=== Data supplied ===
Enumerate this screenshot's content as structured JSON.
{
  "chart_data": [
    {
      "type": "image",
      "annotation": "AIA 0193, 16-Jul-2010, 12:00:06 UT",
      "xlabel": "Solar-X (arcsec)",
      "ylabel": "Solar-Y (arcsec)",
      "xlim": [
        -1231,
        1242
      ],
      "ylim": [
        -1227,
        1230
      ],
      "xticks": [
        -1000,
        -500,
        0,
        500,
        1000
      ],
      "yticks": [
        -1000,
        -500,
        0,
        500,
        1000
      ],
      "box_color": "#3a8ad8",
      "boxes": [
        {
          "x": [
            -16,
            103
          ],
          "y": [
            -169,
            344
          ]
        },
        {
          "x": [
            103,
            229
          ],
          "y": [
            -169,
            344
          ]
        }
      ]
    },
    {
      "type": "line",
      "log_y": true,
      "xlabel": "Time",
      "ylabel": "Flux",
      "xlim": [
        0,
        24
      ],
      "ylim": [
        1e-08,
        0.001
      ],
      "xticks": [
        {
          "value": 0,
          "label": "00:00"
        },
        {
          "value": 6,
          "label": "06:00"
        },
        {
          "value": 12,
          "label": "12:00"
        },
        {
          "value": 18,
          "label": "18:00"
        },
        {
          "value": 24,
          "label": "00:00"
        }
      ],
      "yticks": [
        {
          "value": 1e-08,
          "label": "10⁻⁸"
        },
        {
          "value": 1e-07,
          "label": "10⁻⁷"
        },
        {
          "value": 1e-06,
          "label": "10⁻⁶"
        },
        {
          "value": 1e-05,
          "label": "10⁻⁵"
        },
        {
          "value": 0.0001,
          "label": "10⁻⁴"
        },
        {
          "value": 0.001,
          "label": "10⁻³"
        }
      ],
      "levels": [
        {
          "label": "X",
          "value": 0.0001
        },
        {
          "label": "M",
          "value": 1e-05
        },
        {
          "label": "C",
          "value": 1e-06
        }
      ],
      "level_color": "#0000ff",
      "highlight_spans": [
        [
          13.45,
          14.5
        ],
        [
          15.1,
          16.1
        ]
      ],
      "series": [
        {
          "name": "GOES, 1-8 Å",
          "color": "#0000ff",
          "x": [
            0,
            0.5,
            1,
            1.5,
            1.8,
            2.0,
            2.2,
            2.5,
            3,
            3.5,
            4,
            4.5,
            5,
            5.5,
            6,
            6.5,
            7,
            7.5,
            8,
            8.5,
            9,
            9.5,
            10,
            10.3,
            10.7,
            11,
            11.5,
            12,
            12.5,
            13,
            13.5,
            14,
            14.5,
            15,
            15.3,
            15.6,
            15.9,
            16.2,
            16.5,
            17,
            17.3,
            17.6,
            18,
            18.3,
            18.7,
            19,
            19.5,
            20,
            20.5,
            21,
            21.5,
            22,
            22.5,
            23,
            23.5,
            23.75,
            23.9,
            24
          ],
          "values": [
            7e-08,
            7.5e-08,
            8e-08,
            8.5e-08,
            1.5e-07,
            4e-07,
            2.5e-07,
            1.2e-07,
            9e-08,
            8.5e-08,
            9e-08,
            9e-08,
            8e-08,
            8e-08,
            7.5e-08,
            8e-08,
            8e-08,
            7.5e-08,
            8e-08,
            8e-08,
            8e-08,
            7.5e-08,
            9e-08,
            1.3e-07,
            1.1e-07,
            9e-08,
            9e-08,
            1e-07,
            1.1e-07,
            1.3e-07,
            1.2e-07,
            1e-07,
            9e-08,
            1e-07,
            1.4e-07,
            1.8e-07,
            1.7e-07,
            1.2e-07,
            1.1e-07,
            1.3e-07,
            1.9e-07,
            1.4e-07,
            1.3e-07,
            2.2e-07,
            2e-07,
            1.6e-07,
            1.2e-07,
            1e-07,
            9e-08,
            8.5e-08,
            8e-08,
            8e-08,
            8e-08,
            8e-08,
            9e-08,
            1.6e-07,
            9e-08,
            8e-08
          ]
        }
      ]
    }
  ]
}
===
▶ **Objective**
Count how many lines above include the word "Solar" and answer with that figure only.

▶ **Completed task**
2